Could you format every line of the listing below as a JSON list of strings, one string per line, with blank lines left out?

-- DATASET CONTENT start --

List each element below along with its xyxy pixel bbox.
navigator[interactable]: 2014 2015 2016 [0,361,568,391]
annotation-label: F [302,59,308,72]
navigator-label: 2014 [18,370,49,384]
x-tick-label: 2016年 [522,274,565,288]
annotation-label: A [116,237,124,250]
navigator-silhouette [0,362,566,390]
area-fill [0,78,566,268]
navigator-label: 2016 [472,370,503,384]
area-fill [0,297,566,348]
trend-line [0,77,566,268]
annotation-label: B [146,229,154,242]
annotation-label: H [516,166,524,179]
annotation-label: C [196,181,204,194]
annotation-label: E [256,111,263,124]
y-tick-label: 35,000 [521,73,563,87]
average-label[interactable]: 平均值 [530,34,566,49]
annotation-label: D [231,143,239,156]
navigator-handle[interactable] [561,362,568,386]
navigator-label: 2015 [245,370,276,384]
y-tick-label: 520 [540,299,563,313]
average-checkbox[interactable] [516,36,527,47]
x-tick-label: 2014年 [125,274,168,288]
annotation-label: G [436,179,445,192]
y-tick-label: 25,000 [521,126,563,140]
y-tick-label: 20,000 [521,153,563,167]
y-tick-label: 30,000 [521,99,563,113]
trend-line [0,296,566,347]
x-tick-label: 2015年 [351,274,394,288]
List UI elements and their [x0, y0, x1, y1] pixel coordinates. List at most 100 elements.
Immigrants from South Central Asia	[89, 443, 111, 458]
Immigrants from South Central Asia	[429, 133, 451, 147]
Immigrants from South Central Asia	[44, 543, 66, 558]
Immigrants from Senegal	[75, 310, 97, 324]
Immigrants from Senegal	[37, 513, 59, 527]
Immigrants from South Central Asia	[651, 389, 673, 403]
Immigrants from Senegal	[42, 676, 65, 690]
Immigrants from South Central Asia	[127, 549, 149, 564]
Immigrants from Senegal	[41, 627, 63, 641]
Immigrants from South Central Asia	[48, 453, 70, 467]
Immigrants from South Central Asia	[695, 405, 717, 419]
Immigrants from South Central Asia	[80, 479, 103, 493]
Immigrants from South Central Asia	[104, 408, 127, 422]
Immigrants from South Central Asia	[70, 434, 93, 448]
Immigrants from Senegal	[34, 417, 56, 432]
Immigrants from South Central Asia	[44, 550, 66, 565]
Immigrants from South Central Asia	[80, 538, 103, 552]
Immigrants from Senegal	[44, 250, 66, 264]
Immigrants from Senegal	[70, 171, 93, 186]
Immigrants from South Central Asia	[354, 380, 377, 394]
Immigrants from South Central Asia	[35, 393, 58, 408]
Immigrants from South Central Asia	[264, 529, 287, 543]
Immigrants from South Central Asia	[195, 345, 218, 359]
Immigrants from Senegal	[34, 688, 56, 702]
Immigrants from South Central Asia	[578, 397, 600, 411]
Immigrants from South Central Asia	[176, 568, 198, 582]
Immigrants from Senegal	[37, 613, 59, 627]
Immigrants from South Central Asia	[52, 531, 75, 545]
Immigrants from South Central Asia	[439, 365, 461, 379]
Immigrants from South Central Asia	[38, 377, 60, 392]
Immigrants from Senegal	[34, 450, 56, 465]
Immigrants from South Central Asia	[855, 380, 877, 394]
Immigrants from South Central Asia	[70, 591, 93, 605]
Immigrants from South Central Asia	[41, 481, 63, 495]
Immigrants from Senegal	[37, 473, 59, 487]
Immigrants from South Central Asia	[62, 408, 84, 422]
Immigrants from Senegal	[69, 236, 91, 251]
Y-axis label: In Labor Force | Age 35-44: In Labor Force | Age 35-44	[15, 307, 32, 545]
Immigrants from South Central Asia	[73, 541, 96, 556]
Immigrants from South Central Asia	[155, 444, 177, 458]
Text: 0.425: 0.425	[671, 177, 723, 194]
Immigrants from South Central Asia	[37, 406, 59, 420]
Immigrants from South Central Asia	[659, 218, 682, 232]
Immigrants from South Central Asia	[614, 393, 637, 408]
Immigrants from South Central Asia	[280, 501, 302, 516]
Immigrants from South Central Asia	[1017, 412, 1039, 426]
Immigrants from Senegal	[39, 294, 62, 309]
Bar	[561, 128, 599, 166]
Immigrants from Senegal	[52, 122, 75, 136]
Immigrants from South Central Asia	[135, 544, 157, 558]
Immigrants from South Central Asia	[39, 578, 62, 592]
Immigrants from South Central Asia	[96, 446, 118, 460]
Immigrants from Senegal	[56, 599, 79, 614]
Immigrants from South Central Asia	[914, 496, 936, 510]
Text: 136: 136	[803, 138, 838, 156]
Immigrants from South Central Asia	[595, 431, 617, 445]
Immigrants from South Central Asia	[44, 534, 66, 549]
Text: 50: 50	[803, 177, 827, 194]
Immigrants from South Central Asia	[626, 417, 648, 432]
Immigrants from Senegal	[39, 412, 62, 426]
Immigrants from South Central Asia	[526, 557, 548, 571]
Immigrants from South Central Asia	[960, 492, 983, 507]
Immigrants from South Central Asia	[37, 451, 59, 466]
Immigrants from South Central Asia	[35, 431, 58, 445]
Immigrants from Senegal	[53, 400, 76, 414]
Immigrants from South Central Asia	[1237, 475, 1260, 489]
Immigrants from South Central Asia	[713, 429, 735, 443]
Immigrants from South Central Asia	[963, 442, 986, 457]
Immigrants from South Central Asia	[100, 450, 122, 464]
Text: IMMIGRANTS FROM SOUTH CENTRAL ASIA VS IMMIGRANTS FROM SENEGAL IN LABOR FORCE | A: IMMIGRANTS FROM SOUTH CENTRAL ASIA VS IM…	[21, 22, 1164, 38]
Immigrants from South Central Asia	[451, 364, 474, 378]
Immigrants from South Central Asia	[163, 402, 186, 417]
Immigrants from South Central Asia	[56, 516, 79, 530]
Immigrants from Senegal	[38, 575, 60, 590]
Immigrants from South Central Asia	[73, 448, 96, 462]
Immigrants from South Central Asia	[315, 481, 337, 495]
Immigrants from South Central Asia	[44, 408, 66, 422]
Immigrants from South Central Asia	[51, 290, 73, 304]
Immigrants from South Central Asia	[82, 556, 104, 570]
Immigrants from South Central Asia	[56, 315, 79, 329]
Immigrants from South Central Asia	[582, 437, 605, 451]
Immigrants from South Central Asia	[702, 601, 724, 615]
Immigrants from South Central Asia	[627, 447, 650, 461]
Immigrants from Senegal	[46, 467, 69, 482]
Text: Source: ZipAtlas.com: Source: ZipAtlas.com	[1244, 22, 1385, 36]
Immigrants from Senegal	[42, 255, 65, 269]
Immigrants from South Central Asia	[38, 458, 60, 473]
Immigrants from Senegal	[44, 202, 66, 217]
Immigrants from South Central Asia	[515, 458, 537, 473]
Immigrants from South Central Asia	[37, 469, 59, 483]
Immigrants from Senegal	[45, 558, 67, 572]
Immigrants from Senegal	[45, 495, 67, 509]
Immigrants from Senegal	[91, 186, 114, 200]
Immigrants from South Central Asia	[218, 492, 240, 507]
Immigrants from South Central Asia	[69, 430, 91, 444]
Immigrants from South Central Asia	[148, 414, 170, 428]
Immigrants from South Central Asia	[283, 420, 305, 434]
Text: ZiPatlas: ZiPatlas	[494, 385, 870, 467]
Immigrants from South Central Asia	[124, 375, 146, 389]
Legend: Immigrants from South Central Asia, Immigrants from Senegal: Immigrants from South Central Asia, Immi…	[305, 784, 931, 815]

-- DATASET CONTENT end --

RESULT:
[
  "List each element below along with its xyxy pixel bbox.",
  "navigator[interactable]: 2014 2015 2016 [0,361,568,391]",
  "annotation-label: F [302,59,308,72]",
  "navigator-label: 2014 [18,370,49,384]",
  "x-tick-label: 2016年 [522,274,565,288]",
  "annotation-label: A [116,237,124,250]",
  "navigator-silhouette [0,362,566,390]",
  "area-fill [0,78,566,268]",
  "navigator-label: 2016 [472,370,503,384]",
  "area-fill [0,297,566,348]",
  "trend-line [0,77,566,268]",
  "annotation-label: B [146,229,154,242]",
  "annotation-label: H [516,166,524,179]",
  "annotation-label: C [196,181,204,194]",
  "annotation-label: E [256,111,263,124]",
  "y-tick-label: 35,000 [521,73,563,87]",
  "average-label[interactable]: 平均值 [530,34,566,49]",
  "annotation-label: D [231,143,239,156]",
  "navigator-handle[interactable] [561,362,568,386]",
  "navigator-label: 2015 [245,370,276,384]",
  "y-tick-label: 520 [540,299,563,313]",
  "average-checkbox[interactable] [516,36,527,47]",
  "x-tick-label: 2014年 [125,274,168,288]",
  "annotation-label: G [436,179,445,192]",
  "y-tick-label: 25,000 [521,126,563,140]",
  "y-tick-label: 20,000 [521,153,563,167]",
  "y-tick-label: 30,000 [521,99,563,113]",
  "trend-line [0,296,566,347]",
  "x-tick-label: 2015年 [351,274,394,288]",
  "List UI elements and their [x0, y0, x1, y1] pixel coordinates. List at most 100 elements.",
  "Immigrants from South Central Asia\t[89, 443, 111, 458]",
  "Immigrants from South Central Asia\t[429, 133, 451, 147]",
  "Immigrants from South Central Asia\t[44, 543, 66, 558]",
  "Immigrants from Senegal\t[75, 310, 97, 324]",
  "Immigrants from Senegal\t[37, 513, 59, 527]",
  "Immigrants from South Central Asia\t[651, 389, 673, 403]",
  "Immigrants from Senegal\t[42, 676, 65, 690]",
  "Immigrants from South Central Asia\t[127, 549, 149, 564]",
  "Immigrants from Senegal\t[41, 627, 63, 641]",
  "Immigrants from South Central Asia\t[48, 453, 70, 467]",
  "Immigrants from South Central Asia\t[695, 405, 717, 419]",
  "Immigrants from South Central Asia\t[80, 479, 103, 493]",
  "Immigrants from South Central Asia\t[104, 408, 127, 422]",
  "Immigrants from South Central Asia\t[70, 434, 93, 448]",
  "Immigrants from Senegal\t[34, 417, 56, 432]",
  "Immigrants from South Central Asia\t[44, 550, 66, 565]",
  "Immigrants from South Central Asia\t[80, 538, 103, 552]",
  "Immigrants from Senegal\t[44, 250, 66, 264]",
  "Immigrants from Senegal\t[70, 171, 93, 186]",
  "Immigrants from South Central Asia\t[354, 380, 377, 394]",
  "Immigrants from South Central Asia\t[35, 393, 58, 408]",
  "Immigrants from South Central Asia\t[264, 529, 287, 543]",
  "Immigrants from South Central Asia\t[195, 345, 218, 359]",
  "Immigrants from Senegal\t[34, 688, 56, 702]",
  "Immigrants from South Central Asia\t[578, 397, 600, 411]",
  "Immigrants from South Central Asia\t[176, 568, 198, 582]",
  "Immigrants from Senegal\t[37, 613, 59, 627]",
  "Immigrants from South Central Asia\t[52, 531, 75, 545]",
  "Immigrants from South Central Asia\t[439, 365, 461, 379]",
  "Immigrants from South Central Asia\t[38, 377, 60, 392]",
  "Immigrants from Senegal\t[34, 450, 56, 465]",
  "Immigrants from South Central Asia\t[855, 380, 877, 394]",
  "Immigrants from South Central Asia\t[70, 591, 93, 605]",
  "Immigrants from South Central Asia\t[41, 481, 63, 495]",
  "Immigrants from Senegal\t[37, 473, 59, 487]",
  "Immigrants from South Central Asia\t[62, 408, 84, 422]",
  "Immigrants from Senegal\t[69, 236, 91, 251]",
  "Y-axis label: In Labor Force | Age 35-44: In Labor Force | Age 35-44\t[15, 307, 32, 545]",
  "Immigrants from South Central Asia\t[73, 541, 96, 556]",
  "Immigrants from South Central Asia\t[155, 444, 177, 458]",
  "Text: 0.425: 0.425\t[671, 177, 723, 194]",
  "Immigrants from South Central Asia\t[37, 406, 59, 420]",
  "Immigrants from South Central Asia\t[659, 218, 682, 232]",
  "Immigrants from South Central Asia\t[614, 393, 637, 408]",
  "Immigrants from South Central Asia\t[280, 501, 302, 516]",
  "Immigrants from South Central Asia\t[1017, 412, 1039, 426]",
  "Immigrants from Senegal\t[39, 294, 62, 309]",
  "Bar\t[561, 128, 599, 166]",
  "Immigrants from Senegal\t[52, 122, 75, 136]",
  "Immigrants from South Central Asia\t[135, 544, 157, 558]",
  "Immigrants from South Central Asia\t[39, 578, 62, 592]",
  "Immigrants from South Central Asia\t[96, 446, 118, 460]",
  "Immigrants from Senegal\t[56, 599, 79, 614]",
  "Immigrants from South Central Asia\t[914, 496, 936, 510]",
  "Text: 136: 136\t[803, 138, 838, 156]",
  "Immigrants from South Central Asia\t[595, 431, 617, 445]",
  "Immigrants from South Central Asia\t[44, 534, 66, 549]",
  "Text: 50: 50\t[803, 177, 827, 194]",
  "Immigrants from South Central Asia\t[626, 417, 648, 432]",
  "Immigrants from Senegal\t[39, 412, 62, 426]",
  "Immigrants from South Central Asia\t[526, 557, 548, 571]",
  "Immigrants from South Central Asia\t[960, 492, 983, 507]",
  "Immigrants from South Central Asia\t[37, 451, 59, 466]",
  "Immigrants from South Central Asia\t[35, 431, 58, 445]",
  "Immigrants from Senegal\t[53, 400, 76, 414]",
  "Immigrants from South Central Asia\t[1237, 475, 1260, 489]",
  "Immigrants from South Central Asia\t[713, 429, 735, 443]",
  "Immigrants from South Central Asia\t[963, 442, 986, 457]",
  "Immigrants from South Central Asia\t[100, 450, 122, 464]",
  "Text: IMMIGRANTS FROM SOUTH CENTRAL ASIA VS IMMIGRANTS FROM SENEGAL IN LABOR FORCE | A: IMMIGRANTS FROM SOUTH CENTRAL ASIA VS IM…\t[21, 22, 1164, 38]",
  "Immigrants from South Central Asia\t[451, 364, 474, 378]",
  "Immigrants from South Central Asia\t[163, 402, 186, 417]",
  "Immigrants from South Central Asia\t[56, 516, 79, 530]",
  "Immigrants from Senegal\t[38, 575, 60, 590]",
  "Immigrants from South Central Asia\t[73, 448, 96, 462]",
  "Immigrants from South Central Asia\t[315, 481, 337, 495]",
  "Immigrants from South Central Asia\t[44, 408, 66, 422]",
  "Immigrants from South Central Asia\t[51, 290, 73, 304]",
  "Immigrants from South Central Asia\t[82, 556, 104, 570]",
  "Immigrants from South Central Asia\t[56, 315, 79, 329]",
  "Immigrants from South Central Asia\t[582, 437, 605, 451]",
  "Immigrants from South Central Asia\t[702, 601, 724, 615]",
  "Immigrants from South Central Asia\t[627, 447, 650, 461]",
  "Immigrants from Senegal\t[46, 467, 69, 482]",
  "Text: Source: ZipAtlas.com: Source: ZipAtlas.com\t[1244, 22, 1385, 36]",
  "Immigrants from Senegal\t[42, 255, 65, 269]",
  "Immigrants from South Central Asia\t[38, 458, 60, 473]",
  "Immigrants from Senegal\t[44, 202, 66, 217]",
  "Immigrants from South Central Asia\t[515, 458, 537, 473]",
  "Immigrants from South Central Asia\t[37, 469, 59, 483]",
  "Immigrants from Senegal\t[45, 558, 67, 572]",
  "Immigrants from Senegal\t[45, 495, 67, 509]",
  "Immigrants from Senegal\t[91, 186, 114, 200]",
  "Immigrants from South Central Asia\t[218, 492, 240, 507]",
  "Immigrants from South Central Asia\t[69, 430, 91, 444]",
  "Immigrants from South Central Asia\t[148, 414, 170, 428]",
  "Immigrants from South Central Asia\t[283, 420, 305, 434]",
  "Text: ZiPatlas: ZiPatlas\t[494, 385, 870, 467]",
  "Immigrants from South Central Asia\t[124, 375, 146, 389]",
  "Legend: Immigrants from South Central Asia, Immigrants from Senegal: Immigrants from South Central Asia, Immi…\t[305, 784, 931, 815]"
]